▸ EXERCISE DIRECTIONS
Find the lines below that contain the string "JSON". Copy each one.
** start of MATERIAL PROVIDED **
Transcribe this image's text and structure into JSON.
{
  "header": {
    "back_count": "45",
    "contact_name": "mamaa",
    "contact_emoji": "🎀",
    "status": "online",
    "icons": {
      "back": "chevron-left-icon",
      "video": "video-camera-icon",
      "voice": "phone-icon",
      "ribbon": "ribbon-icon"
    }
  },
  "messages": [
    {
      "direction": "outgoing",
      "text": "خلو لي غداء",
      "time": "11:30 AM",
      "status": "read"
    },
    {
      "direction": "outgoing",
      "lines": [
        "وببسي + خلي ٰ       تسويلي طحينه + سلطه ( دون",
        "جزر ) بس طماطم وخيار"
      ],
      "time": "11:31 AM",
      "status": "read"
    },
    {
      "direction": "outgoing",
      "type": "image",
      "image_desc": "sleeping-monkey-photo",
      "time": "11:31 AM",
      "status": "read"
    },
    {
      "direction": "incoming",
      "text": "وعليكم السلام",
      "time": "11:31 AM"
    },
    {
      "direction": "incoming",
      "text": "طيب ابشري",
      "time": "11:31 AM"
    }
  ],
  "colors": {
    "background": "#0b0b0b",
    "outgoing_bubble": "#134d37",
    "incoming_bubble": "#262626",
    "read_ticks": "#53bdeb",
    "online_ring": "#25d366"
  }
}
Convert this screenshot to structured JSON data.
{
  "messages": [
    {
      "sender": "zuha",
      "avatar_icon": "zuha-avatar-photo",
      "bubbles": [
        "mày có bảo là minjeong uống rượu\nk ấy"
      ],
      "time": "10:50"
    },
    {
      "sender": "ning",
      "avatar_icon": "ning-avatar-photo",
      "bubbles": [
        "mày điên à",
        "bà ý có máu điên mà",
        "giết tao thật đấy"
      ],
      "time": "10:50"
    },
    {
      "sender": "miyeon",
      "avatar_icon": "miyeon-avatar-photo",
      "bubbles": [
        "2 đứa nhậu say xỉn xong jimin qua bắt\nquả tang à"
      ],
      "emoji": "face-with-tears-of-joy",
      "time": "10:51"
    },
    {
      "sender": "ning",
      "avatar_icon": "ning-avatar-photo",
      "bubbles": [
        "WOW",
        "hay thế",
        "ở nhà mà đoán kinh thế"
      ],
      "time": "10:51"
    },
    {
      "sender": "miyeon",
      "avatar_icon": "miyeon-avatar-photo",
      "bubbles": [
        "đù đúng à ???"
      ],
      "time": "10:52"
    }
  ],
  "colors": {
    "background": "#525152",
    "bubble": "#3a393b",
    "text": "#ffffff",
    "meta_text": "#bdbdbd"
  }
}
** end of MATERIAL PROVIDED **
▸ TASK RESULT
Transcribe this image's text and structure into JSON.
Convert this screenshot to structured JSON data.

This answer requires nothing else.